# START OF DATA TO PROCESS
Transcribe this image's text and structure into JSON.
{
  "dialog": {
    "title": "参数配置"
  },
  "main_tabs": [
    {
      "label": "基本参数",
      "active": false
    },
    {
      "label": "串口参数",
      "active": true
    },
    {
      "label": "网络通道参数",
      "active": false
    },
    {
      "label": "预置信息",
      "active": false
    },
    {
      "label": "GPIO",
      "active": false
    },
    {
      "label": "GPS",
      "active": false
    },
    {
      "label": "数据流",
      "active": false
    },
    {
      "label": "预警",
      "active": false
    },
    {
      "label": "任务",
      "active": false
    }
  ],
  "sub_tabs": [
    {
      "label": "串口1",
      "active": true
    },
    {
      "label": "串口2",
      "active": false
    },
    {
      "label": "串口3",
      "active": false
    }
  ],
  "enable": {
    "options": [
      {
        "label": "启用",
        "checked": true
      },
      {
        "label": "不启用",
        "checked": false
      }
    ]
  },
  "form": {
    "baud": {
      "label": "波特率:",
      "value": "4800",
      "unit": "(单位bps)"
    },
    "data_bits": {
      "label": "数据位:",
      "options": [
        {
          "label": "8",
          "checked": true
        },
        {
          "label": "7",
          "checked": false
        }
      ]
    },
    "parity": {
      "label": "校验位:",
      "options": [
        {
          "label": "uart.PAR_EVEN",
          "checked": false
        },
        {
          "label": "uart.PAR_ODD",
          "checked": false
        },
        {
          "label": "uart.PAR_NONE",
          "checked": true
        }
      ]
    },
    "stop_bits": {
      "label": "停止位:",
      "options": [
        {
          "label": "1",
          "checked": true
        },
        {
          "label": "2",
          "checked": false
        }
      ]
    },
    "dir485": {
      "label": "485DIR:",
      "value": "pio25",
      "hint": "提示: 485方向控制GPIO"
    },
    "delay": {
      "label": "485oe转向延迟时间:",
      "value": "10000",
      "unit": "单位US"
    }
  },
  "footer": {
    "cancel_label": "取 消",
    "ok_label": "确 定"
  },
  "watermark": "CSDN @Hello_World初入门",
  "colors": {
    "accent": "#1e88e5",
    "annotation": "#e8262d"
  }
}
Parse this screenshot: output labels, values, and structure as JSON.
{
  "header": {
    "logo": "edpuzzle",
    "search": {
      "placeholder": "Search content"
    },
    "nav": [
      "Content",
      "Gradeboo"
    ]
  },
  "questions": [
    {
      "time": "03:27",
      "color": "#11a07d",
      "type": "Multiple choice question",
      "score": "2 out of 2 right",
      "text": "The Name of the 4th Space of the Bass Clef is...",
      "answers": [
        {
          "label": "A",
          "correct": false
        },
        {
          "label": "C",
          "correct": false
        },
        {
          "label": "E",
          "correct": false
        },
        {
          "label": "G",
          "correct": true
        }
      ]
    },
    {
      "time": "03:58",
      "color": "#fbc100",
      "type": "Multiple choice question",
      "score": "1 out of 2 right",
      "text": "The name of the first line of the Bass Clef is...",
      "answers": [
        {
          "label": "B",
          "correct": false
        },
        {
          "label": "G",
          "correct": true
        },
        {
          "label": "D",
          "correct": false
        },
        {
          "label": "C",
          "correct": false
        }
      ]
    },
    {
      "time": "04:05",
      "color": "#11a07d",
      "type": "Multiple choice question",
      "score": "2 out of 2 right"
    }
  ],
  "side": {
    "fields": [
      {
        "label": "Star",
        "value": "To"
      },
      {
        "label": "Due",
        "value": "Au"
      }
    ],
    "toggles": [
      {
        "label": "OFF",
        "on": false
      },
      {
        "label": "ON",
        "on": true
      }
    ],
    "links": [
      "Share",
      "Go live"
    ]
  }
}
# END OF DATA TO PROCESS
Write the material out again in its entirety, exactly as shown.

Transcribe this image's text and structure into JSON.
{
  "dialog": {
    "title": "参数配置"
  },
  "main_tabs": [
    {
      "label": "基本参数",
      "active": false
    },
    {
      "label": "串口参数",
      "active": true
    },
    {
      "label": "网络通道参数",
      "active": false
    },
    {
      "label": "预置信息",
      "active": false
    },
    {
      "label": "GPIO",
      "active": false
    },
    {
      "label": "GPS",
      "active": false
    },
    {
      "label": "数据流",
      "active": false
    },
    {
      "label": "预警",
      "active": false
    },
    {
      "label": "任务",
      "active": false
    }
  ],
  "sub_tabs": [
    {
      "label": "串口1",
      "active": true
    },
    {
      "label": "串口2",
      "active": false
    },
    {
      "label": "串口3",
      "active": false
    }
  ],
  "enable": {
    "options": [
      {
        "label": "启用",
        "checked": true
      },
      {
        "label": "不启用",
        "checked": false
      }
    ]
  },
  "form": {
    "baud": {
      "label": "波特率:",
      "value": "4800",
      "unit": "(单位bps)"
    },
    "data_bits": {
      "label": "数据位:",
      "options": [
        {
          "label": "8",
          "checked": true
        },
        {
          "label": "7",
          "checked": false
        }
      ]
    },
    "parity": {
      "label": "校验位:",
      "options": [
        {
          "label": "uart.PAR_EVEN",
          "checked": false
        },
        {
          "label": "uart.PAR_ODD",
          "checked": false
        },
        {
          "label": "uart.PAR_NONE",
          "checked": true
        }
      ]
    },
    "stop_bits": {
      "label": "停止位:",
      "options": [
        {
          "label": "1",
          "checked": true
        },
        {
          "label": "2",
          "checked": false
        }
      ]
    },
    "dir485": {
      "label": "485DIR:",
      "value": "pio25",
      "hint": "提示: 485方向控制GPIO"
    },
    "delay": {
      "label": "485oe转向延迟时间:",
      "value": "10000",
      "unit": "单位US"
    }
  },
  "footer": {
    "cancel_label": "取 消",
    "ok_label": "确 定"
  },
  "watermark": "CSDN @Hello_World初入门",
  "colors": {
    "accent": "#1e88e5",
    "annotation": "#e8262d"
  }
}
Parse this screenshot: output labels, values, and structure as JSON.
{
  "header": {
    "logo": "edpuzzle",
    "search": {
      "placeholder": "Search content"
    },
    "nav": [
      "Content",
      "Gradeboo"
    ]
  },
  "questions": [
    {
      "time": "03:27",
      "color": "#11a07d",
      "type": "Multiple choice question",
      "score": "2 out of 2 right",
      "text": "The Name of the 4th Space of the Bass Clef is...",
      "answers": [
        {
          "label": "A",
          "correct": false
        },
        {
          "label": "C",
          "correct": false
        },
        {
          "label": "E",
          "correct": false
        },
        {
          "label": "G",
          "correct": true
        }
      ]
    },
    {
      "time": "03:58",
      "color": "#fbc100",
      "type": "Multiple choice question",
      "score": "1 out of 2 right",
      "text": "The name of the first line of the Bass Clef is...",
      "answers": [
        {
          "label": "B",
          "correct": false
        },
        {
          "label": "G",
          "correct": true
        },
        {
          "label": "D",
          "correct": false
        },
        {
          "label": "C",
          "correct": false
        }
      ]
    },
    {
      "time": "04:05",
      "color": "#11a07d",
      "type": "Multiple choice question",
      "score": "2 out of 2 right"
    }
  ],
  "side": {
    "fields": [
      {
        "label": "Star",
        "value": "To"
      },
      {
        "label": "Due",
        "value": "Au"
      }
    ],
    "toggles": [
      {
        "label": "OFF",
        "on": false
      },
      {
        "label": "ON",
        "on": true
      }
    ],
    "links": [
      "Share",
      "Go live"
    ]
  }
}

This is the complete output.